▶ _TASK DIRECTIONS_
Copy the data precisely, keeping every character.

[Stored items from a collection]
===

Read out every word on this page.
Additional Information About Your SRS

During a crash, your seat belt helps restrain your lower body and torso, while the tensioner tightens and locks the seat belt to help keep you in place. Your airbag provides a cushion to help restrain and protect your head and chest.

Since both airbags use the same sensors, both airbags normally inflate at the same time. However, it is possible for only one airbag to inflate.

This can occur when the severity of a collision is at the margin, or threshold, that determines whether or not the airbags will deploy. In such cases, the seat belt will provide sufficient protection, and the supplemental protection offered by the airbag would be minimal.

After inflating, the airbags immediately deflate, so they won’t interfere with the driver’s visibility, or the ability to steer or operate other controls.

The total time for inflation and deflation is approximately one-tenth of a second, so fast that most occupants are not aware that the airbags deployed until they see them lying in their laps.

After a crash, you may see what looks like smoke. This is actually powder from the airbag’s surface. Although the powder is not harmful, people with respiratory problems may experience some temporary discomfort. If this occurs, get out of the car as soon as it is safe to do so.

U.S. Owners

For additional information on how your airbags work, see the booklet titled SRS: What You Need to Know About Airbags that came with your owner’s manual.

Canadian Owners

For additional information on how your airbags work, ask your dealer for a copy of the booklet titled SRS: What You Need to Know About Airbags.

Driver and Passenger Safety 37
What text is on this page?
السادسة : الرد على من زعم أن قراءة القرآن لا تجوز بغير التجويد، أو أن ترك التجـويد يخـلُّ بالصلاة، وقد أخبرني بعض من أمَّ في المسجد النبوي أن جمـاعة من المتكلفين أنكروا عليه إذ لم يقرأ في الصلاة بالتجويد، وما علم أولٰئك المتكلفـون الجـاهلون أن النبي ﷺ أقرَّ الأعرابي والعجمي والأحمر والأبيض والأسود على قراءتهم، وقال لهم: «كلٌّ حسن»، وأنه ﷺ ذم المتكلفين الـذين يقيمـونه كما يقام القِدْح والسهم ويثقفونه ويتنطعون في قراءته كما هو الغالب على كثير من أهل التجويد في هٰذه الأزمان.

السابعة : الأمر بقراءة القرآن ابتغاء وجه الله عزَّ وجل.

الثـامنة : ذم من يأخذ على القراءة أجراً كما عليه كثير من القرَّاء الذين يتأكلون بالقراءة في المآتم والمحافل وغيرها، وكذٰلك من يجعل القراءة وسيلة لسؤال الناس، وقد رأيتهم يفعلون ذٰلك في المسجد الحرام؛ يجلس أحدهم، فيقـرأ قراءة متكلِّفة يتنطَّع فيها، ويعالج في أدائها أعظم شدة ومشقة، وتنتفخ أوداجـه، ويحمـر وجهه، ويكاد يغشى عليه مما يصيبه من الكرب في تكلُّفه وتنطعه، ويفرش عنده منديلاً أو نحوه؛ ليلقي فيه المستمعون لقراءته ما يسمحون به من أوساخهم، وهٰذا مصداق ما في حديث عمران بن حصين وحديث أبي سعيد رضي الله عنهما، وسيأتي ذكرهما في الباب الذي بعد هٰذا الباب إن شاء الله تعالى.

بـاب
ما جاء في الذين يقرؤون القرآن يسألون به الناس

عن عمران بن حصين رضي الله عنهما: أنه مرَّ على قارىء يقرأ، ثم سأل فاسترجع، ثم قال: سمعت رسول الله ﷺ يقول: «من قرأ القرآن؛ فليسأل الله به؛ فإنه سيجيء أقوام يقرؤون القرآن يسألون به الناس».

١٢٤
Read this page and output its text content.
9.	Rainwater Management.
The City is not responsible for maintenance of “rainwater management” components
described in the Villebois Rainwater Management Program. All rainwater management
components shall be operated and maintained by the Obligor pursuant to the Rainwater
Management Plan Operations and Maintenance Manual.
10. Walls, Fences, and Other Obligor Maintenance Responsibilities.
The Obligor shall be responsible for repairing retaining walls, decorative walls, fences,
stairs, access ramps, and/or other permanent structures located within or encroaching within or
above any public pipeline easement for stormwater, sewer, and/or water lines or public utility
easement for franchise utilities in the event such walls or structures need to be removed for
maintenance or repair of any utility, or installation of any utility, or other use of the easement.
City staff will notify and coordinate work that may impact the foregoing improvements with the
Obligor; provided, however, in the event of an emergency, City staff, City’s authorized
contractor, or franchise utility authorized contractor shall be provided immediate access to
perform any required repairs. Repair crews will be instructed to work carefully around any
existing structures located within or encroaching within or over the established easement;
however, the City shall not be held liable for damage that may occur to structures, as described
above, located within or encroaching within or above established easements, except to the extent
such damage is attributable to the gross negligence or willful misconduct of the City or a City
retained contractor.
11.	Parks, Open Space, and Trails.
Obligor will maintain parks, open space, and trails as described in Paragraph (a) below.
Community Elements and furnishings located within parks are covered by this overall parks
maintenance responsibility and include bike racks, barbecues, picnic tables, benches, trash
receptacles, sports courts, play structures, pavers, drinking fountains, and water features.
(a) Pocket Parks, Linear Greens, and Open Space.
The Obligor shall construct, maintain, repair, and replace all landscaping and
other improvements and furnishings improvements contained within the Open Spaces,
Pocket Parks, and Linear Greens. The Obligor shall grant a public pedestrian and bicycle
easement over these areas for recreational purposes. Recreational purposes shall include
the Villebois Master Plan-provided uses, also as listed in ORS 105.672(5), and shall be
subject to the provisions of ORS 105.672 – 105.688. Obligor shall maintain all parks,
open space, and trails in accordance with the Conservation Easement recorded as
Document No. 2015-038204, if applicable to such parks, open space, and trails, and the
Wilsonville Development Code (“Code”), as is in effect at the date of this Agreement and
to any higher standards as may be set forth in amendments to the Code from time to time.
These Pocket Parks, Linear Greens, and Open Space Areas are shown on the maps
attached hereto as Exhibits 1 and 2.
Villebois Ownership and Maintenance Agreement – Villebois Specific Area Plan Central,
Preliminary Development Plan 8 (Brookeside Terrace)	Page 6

===

▶ _WRITTEN SOLUTION_
Read out every word on this page.
Additional Information About Your SRS

During a crash, your seat belt helps restrain your lower body and torso, while the tensioner tightens and locks the seat belt to help keep you in place. Your airbag provides a cushion to help restrain and protect your head and chest.

Since both airbags use the same sensors, both airbags normally inflate at the same time. However, it is possible for only one airbag to inflate.

This can occur when the severity of a collision is at the margin, or threshold, that determines whether or not the airbags will deploy. In such cases, the seat belt will provide sufficient protection, and the supplemental protection offered by the airbag would be minimal.

After inflating, the airbags immediately deflate, so they won’t interfere with the driver’s visibility, or the ability to steer or operate other controls.

The total time for inflation and deflation is approximately one-tenth of a second, so fast that most occupants are not aware that the airbags deployed until they see them lying in their laps.

After a crash, you may see what looks like smoke. This is actually powder from the airbag’s surface. Although the powder is not harmful, people with respiratory problems may experience some temporary discomfort. If this occurs, get out of the car as soon as it is safe to do so.

U.S. Owners

For additional information on how your airbags work, see the booklet titled SRS: What You Need to Know About Airbags that came with your owner’s manual.

Canadian Owners

For additional information on how your airbags work, ask your dealer for a copy of the booklet titled SRS: What You Need to Know About Airbags.

Driver and Passenger Safety 37
What text is on this page?
السادسة : الرد على من زعم أن قراءة القرآن لا تجوز بغير التجويد، أو أن ترك التجـويد يخـلُّ بالصلاة، وقد أخبرني بعض من أمَّ في المسجد النبوي أن جمـاعة من المتكلفين أنكروا عليه إذ لم يقرأ في الصلاة بالتجويد، وما علم أولٰئك المتكلفـون الجـاهلون أن النبي ﷺ أقرَّ الأعرابي والعجمي والأحمر والأبيض والأسود على قراءتهم، وقال لهم: «كلٌّ حسن»، وأنه ﷺ ذم المتكلفين الـذين يقيمـونه كما يقام القِدْح والسهم ويثقفونه ويتنطعون في قراءته كما هو الغالب على كثير من أهل التجويد في هٰذه الأزمان.

السابعة : الأمر بقراءة القرآن ابتغاء وجه الله عزَّ وجل.

الثـامنة : ذم من يأخذ على القراءة أجراً كما عليه كثير من القرَّاء الذين يتأكلون بالقراءة في المآتم والمحافل وغيرها، وكذٰلك من يجعل القراءة وسيلة لسؤال الناس، وقد رأيتهم يفعلون ذٰلك في المسجد الحرام؛ يجلس أحدهم، فيقـرأ قراءة متكلِّفة يتنطَّع فيها، ويعالج في أدائها أعظم شدة ومشقة، وتنتفخ أوداجـه، ويحمـر وجهه، ويكاد يغشى عليه مما يصيبه من الكرب في تكلُّفه وتنطعه، ويفرش عنده منديلاً أو نحوه؛ ليلقي فيه المستمعون لقراءته ما يسمحون به من أوساخهم، وهٰذا مصداق ما في حديث عمران بن حصين وحديث أبي سعيد رضي الله عنهما، وسيأتي ذكرهما في الباب الذي بعد هٰذا الباب إن شاء الله تعالى.

بـاب
ما جاء في الذين يقرؤون القرآن يسألون به الناس

عن عمران بن حصين رضي الله عنهما: أنه مرَّ على قارىء يقرأ، ثم سأل فاسترجع، ثم قال: سمعت رسول الله ﷺ يقول: «من قرأ القرآن؛ فليسأل الله به؛ فإنه سيجيء أقوام يقرؤون القرآن يسألون به الناس».

١٢٤
Read this page and output its text content.
9.	Rainwater Management.
The City is not responsible for maintenance of “rainwater management” components
described in the Villebois Rainwater Management Program. All rainwater management
components shall be operated and maintained by the Obligor pursuant to the Rainwater
Management Plan Operations and Maintenance Manual.
10. Walls, Fences, and Other Obligor Maintenance Responsibilities.
The Obligor shall be responsible for repairing retaining walls, decorative walls, fences,
stairs, access ramps, and/or other permanent structures located within or encroaching within or
above any public pipeline easement for stormwater, sewer, and/or water lines or public utility
easement for franchise utilities in the event such walls or structures need to be removed for
maintenance or repair of any utility, or installation of any utility, or other use of the easement.
City staff will notify and coordinate work that may impact the foregoing improvements with the
Obligor; provided, however, in the event of an emergency, City staff, City’s authorized
contractor, or franchise utility authorized contractor shall be provided immediate access to
perform any required repairs. Repair crews will be instructed to work carefully around any
existing structures located within or encroaching within or over the established easement;
however, the City shall not be held liable for damage that may occur to structures, as described
above, located within or encroaching within or above established easements, except to the extent
such damage is attributable to the gross negligence or willful misconduct of the City or a City
retained contractor.
11.	Parks, Open Space, and Trails.
Obligor will maintain parks, open space, and trails as described in Paragraph (a) below.
Community Elements and furnishings located within parks are covered by this overall parks
maintenance responsibility and include bike racks, barbecues, picnic tables, benches, trash
receptacles, sports courts, play structures, pavers, drinking fountains, and water features.
(a) Pocket Parks, Linear Greens, and Open Space.
The Obligor shall construct, maintain, repair, and replace all landscaping and
other improvements and furnishings improvements contained within the Open Spaces,
Pocket Parks, and Linear Greens. The Obligor shall grant a public pedestrian and bicycle
easement over these areas for recreational purposes. Recreational purposes shall include
the Villebois Master Plan-provided uses, also as listed in ORS 105.672(5), and shall be
subject to the provisions of ORS 105.672 – 105.688. Obligor shall maintain all parks,
open space, and trails in accordance with the Conservation Easement recorded as
Document No. 2015-038204, if applicable to such parks, open space, and trails, and the
Wilsonville Development Code (“Code”), as is in effect at the date of this Agreement and
to any higher standards as may be set forth in amendments to the Code from time to time.
These Pocket Parks, Linear Greens, and Open Space Areas are shown on the maps
attached hereto as Exhibits 1 and 2.
Villebois Ownership and Maintenance Agreement – Villebois Specific Area Plan Central,
Preliminary Development Plan 8 (Brookeside Terrace)	Page 6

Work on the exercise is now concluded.